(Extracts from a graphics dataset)
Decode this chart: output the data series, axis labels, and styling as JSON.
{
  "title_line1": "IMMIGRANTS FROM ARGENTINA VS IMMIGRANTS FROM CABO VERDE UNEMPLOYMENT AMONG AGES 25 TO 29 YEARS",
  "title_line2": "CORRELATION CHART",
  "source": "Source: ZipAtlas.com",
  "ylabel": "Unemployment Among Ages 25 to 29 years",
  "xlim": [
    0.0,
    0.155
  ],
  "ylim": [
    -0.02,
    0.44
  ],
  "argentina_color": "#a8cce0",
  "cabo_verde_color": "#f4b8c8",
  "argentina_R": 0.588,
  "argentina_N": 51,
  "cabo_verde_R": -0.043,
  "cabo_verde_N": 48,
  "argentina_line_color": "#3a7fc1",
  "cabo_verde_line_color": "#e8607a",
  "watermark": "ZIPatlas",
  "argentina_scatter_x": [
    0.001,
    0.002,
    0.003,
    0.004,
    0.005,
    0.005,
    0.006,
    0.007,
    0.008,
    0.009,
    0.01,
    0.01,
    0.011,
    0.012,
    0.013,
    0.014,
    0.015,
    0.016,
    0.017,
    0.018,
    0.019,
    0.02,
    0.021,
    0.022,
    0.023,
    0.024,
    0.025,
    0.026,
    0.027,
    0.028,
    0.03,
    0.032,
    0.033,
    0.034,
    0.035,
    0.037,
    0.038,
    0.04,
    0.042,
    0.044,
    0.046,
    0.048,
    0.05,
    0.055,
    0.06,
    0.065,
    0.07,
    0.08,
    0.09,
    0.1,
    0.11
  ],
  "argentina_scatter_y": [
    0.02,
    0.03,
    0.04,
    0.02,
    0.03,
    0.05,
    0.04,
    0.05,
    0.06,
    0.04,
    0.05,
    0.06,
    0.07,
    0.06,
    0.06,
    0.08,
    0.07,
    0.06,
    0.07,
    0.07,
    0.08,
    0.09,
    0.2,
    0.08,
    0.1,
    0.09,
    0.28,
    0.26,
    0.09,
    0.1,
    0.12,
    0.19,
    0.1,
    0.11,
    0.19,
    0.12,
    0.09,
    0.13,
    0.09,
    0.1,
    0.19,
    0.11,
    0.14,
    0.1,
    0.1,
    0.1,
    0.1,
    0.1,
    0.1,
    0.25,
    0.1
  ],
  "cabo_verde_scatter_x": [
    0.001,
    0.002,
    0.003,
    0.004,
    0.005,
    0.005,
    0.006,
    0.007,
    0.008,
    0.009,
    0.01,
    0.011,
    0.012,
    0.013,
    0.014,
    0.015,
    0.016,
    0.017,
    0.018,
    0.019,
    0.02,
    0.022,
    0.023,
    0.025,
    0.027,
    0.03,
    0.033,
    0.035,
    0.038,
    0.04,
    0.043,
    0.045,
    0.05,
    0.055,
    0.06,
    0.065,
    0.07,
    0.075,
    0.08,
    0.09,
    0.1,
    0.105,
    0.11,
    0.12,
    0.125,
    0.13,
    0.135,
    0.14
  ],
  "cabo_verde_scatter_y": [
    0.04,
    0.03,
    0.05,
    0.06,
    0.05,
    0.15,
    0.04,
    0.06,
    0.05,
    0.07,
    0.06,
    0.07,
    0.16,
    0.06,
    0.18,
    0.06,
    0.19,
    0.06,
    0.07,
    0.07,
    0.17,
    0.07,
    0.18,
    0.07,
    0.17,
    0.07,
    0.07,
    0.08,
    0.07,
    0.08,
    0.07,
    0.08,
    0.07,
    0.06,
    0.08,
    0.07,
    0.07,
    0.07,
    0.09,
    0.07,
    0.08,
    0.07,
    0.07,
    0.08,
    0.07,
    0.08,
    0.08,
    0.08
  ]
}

* **What you should do**
Please restate the data word for word, every record included.

* **Reply**
Decode this chart: output the data series, axis labels, and styling as JSON.
{
  "title_line1": "IMMIGRANTS FROM ARGENTINA VS IMMIGRANTS FROM CABO VERDE UNEMPLOYMENT AMONG AGES 25 TO 29 YEARS",
  "title_line2": "CORRELATION CHART",
  "source": "Source: ZipAtlas.com",
  "ylabel": "Unemployment Among Ages 25 to 29 years",
  "xlim": [
    0.0,
    0.155
  ],
  "ylim": [
    -0.02,
    0.44
  ],
  "argentina_color": "#a8cce0",
  "cabo_verde_color": "#f4b8c8",
  "argentina_R": 0.588,
  "argentina_N": 51,
  "cabo_verde_R": -0.043,
  "cabo_verde_N": 48,
  "argentina_line_color": "#3a7fc1",
  "cabo_verde_line_color": "#e8607a",
  "watermark": "ZIPatlas",
  "argentina_scatter_x": [
    0.001,
    0.002,
    0.003,
    0.004,
    0.005,
    0.005,
    0.006,
    0.007,
    0.008,
    0.009,
    0.01,
    0.01,
    0.011,
    0.012,
    0.013,
    0.014,
    0.015,
    0.016,
    0.017,
    0.018,
    0.019,
    0.02,
    0.021,
    0.022,
    0.023,
    0.024,
    0.025,
    0.026,
    0.027,
    0.028,
    0.03,
    0.032,
    0.033,
    0.034,
    0.035,
    0.037,
    0.038,
    0.04,
    0.042,
    0.044,
    0.046,
    0.048,
    0.05,
    0.055,
    0.06,
    0.065,
    0.07,
    0.08,
    0.09,
    0.1,
    0.11
  ],
  "argentina_scatter_y": [
    0.02,
    0.03,
    0.04,
    0.02,
    0.03,
    0.05,
    0.04,
    0.05,
    0.06,
    0.04,
    0.05,
    0.06,
    0.07,
    0.06,
    0.06,
    0.08,
    0.07,
    0.06,
    0.07,
    0.07,
    0.08,
    0.09,
    0.2,
    0.08,
    0.1,
    0.09,
    0.28,
    0.26,
    0.09,
    0.1,
    0.12,
    0.19,
    0.1,
    0.11,
    0.19,
    0.12,
    0.09,
    0.13,
    0.09,
    0.1,
    0.19,
    0.11,
    0.14,
    0.1,
    0.1,
    0.1,
    0.1,
    0.1,
    0.1,
    0.25,
    0.1
  ],
  "cabo_verde_scatter_x": [
    0.001,
    0.002,
    0.003,
    0.004,
    0.005,
    0.005,
    0.006,
    0.007,
    0.008,
    0.009,
    0.01,
    0.011,
    0.012,
    0.013,
    0.014,
    0.015,
    0.016,
    0.017,
    0.018,
    0.019,
    0.02,
    0.022,
    0.023,
    0.025,
    0.027,
    0.03,
    0.033,
    0.035,
    0.038,
    0.04,
    0.043,
    0.045,
    0.05,
    0.055,
    0.06,
    0.065,
    0.07,
    0.075,
    0.08,
    0.09,
    0.1,
    0.105,
    0.11,
    0.12,
    0.125,
    0.13,
    0.135,
    0.14
  ],
  "cabo_verde_scatter_y": [
    0.04,
    0.03,
    0.05,
    0.06,
    0.05,
    0.15,
    0.04,
    0.06,
    0.05,
    0.07,
    0.06,
    0.07,
    0.16,
    0.06,
    0.18,
    0.06,
    0.19,
    0.06,
    0.07,
    0.07,
    0.17,
    0.07,
    0.18,
    0.07,
    0.17,
    0.07,
    0.07,
    0.08,
    0.07,
    0.08,
    0.07,
    0.08,
    0.07,
    0.06,
    0.08,
    0.07,
    0.07,
    0.07,
    0.09,
    0.07,
    0.08,
    0.07,
    0.07,
    0.08,
    0.07,
    0.08,
    0.08,
    0.08
  ]
}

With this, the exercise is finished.